DAFTAR CATATAN:
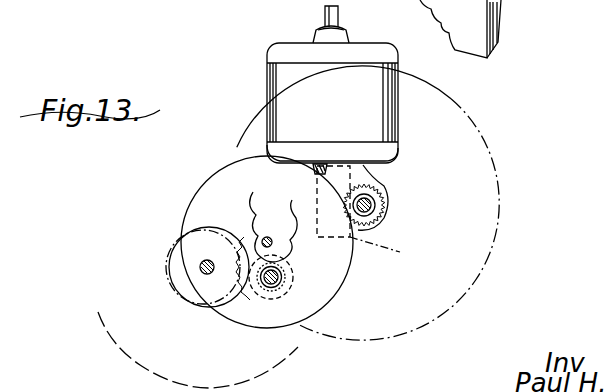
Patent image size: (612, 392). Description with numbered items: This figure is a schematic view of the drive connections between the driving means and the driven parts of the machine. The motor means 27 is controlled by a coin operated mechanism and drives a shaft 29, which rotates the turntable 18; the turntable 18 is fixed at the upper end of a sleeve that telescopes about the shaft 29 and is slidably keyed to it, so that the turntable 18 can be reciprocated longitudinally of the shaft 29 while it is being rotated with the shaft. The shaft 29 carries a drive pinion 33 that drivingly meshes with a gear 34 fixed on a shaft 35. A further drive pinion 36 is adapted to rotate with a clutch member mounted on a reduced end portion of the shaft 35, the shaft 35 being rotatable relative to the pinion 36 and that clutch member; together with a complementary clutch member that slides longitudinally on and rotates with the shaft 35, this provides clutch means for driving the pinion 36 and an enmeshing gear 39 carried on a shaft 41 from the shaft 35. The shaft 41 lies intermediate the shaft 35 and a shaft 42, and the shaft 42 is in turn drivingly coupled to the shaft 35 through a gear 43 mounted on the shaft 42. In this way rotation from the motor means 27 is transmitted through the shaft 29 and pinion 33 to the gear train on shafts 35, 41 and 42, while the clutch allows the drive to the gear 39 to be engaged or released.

The turntable 18 is at (490, 256).
The motor means 27 is at (400, 60).
The shaft 29 is at (372, 200).
The drive pinion 33 is at (380, 210).
The gear 34 is at (391, 250).
The shaft 35 is at (262, 236).
The drive pinion 36 is at (288, 240).
The gear 39 is at (300, 270).
The shaft 41 is at (278, 282).
The shaft 42 is at (204, 264).
The gear 43 is at (168, 277).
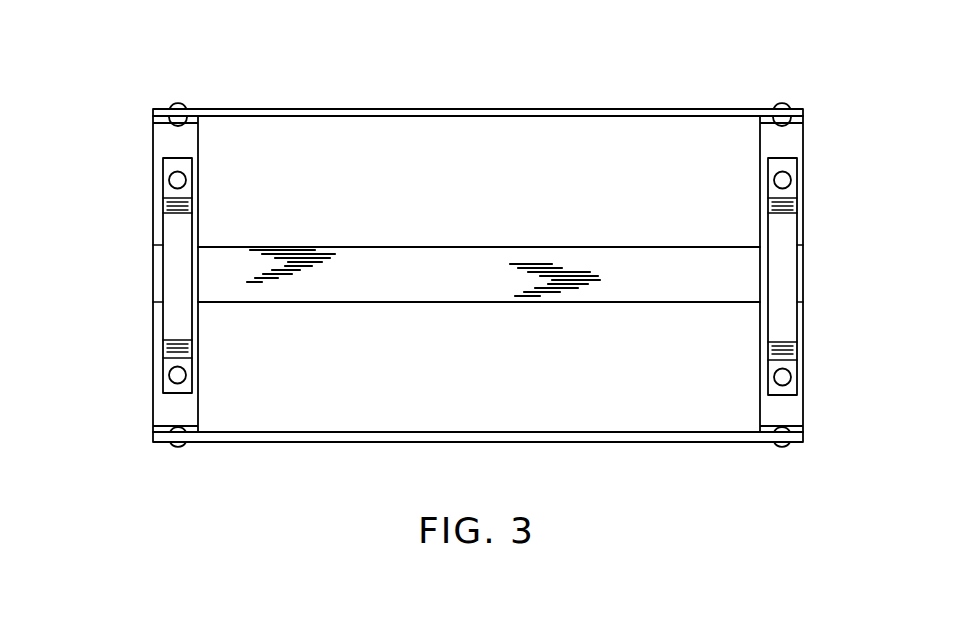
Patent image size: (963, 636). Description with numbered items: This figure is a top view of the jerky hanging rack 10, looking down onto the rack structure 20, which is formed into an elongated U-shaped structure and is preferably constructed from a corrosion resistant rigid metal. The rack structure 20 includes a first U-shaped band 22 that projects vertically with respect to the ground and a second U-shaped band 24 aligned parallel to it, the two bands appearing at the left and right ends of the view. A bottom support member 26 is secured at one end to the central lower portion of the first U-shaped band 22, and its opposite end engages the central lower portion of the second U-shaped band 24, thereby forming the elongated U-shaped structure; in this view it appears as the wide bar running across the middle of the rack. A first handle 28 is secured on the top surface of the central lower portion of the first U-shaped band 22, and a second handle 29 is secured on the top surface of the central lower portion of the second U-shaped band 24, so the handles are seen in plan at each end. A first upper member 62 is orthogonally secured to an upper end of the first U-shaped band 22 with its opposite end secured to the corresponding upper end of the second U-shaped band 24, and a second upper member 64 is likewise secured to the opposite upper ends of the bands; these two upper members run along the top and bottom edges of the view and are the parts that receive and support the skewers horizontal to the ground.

The jerky hanging rack 10 is at (186, 94).
The rack structure 20 is at (151, 405).
The first U-shaped band 22 is at (783, 415).
The second U-shaped band 24 is at (172, 138).
The bottom support member 26 is at (405, 265).
The first handle 28 is at (782, 245).
The second handle 29 is at (176, 305).
The first upper member 62 is at (456, 109).
The second upper member 64 is at (650, 443).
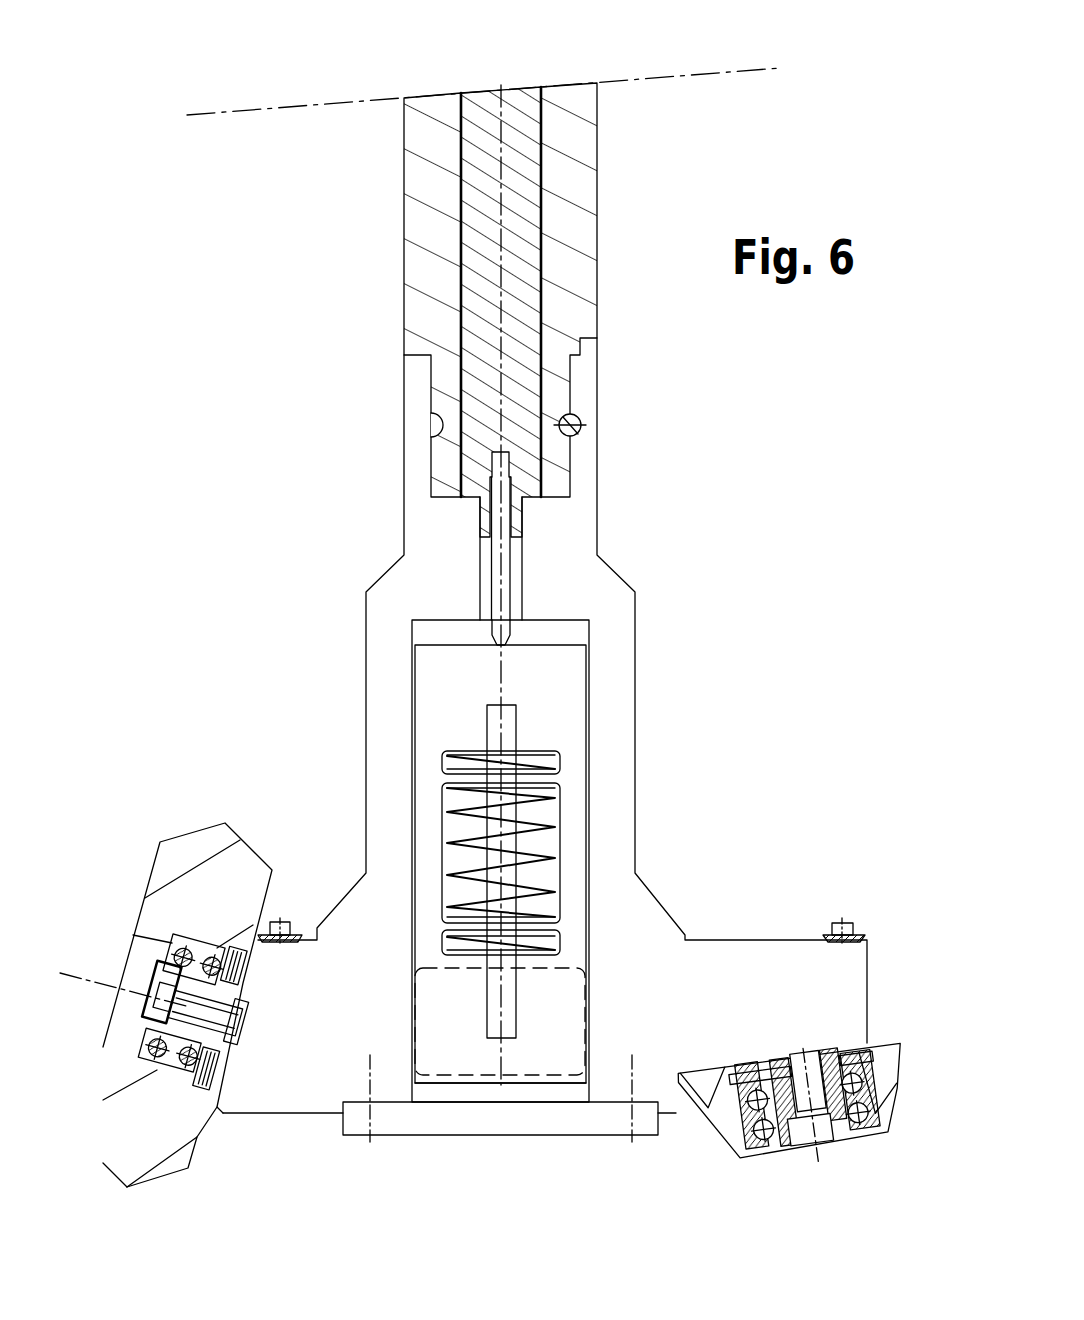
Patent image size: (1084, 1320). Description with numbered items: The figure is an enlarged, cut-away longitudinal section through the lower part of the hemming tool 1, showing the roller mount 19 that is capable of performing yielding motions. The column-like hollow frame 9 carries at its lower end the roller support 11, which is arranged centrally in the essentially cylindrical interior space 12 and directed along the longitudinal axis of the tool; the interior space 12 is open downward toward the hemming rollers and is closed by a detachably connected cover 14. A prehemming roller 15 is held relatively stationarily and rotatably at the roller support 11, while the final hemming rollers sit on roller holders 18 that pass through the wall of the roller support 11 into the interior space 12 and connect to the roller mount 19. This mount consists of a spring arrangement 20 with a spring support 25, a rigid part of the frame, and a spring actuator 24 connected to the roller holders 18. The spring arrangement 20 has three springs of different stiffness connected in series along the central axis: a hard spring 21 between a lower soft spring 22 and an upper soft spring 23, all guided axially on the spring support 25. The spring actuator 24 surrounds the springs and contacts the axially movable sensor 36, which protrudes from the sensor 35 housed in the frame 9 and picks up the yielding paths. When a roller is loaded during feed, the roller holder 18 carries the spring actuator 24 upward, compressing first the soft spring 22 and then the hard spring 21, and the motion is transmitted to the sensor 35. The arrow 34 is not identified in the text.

The hemming tool 1 is at (432, 102).
The frame 9 is at (417, 163).
The roller support 11 is at (607, 592).
The interior space 12 is at (443, 633).
The cover 14 is at (555, 1122).
The prehemming roller 15 is at (192, 853).
The roller holder 18 is at (437, 1074).
The roller mount 19 is at (566, 1097).
The spring arrangement 20 is at (301, 747).
The hard spring 21 is at (550, 840).
The lower soft spring 22 is at (552, 940).
The upper soft spring 23 is at (556, 763).
The spring actuator 24 is at (565, 723).
The spring support 25 is at (485, 727).
The feed direction arrow 34 is at (612, 195).
The sensor 35 is at (487, 320).
The axially movable sensor 36 is at (505, 562).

DESKRIPSI LATIHAN: Ambil setiap baris dari catatan di atas yang memuat kata "hanging".

JAWABAN DI BAWAH:
Patent image size: (963, 636). Description with numbered items: This figure is a top view of the jerky hanging rack 10, looking down onto the rack structure 20, which is formed into an elongated U-shaped structure and is preferably constructed from a corrosion resistant rigid metal. The rack structure 20 includes a first U-shaped band 22 that projects vertically with respect to the ground and a second U-shaped band 24 aligned parallel to it, the two bands appearing at the left and right ends of the view. A bottom support member 26 is secured at one end to the central lower portion of the first U-shaped band 22, and its opposite end engages the central lower portion of the second U-shaped band 24, thereby forming the elongated U-shaped structure; in this view it appears as the wide bar running across the middle of the rack. A first handle 28 is secured on the top surface of the central lower portion of the first U-shaped band 22, and a second handle 29 is secured on the top surface of the central lower portion of the second U-shaped band 24, so the handles are seen in plan at each end. A first upper member 62 is orthogonally secured to an upper end of the first U-shaped band 22 with its opposite end secured to the corresponding upper end of the second U-shaped band 24, and a second upper member 64 is likewise secured to the opposite upper ends of the bands; these two upper members run along the top and bottom edges of the view and are the parts that receive and support the skewers horizontal to the ground.
The jerky hanging rack 10 is at (186, 94).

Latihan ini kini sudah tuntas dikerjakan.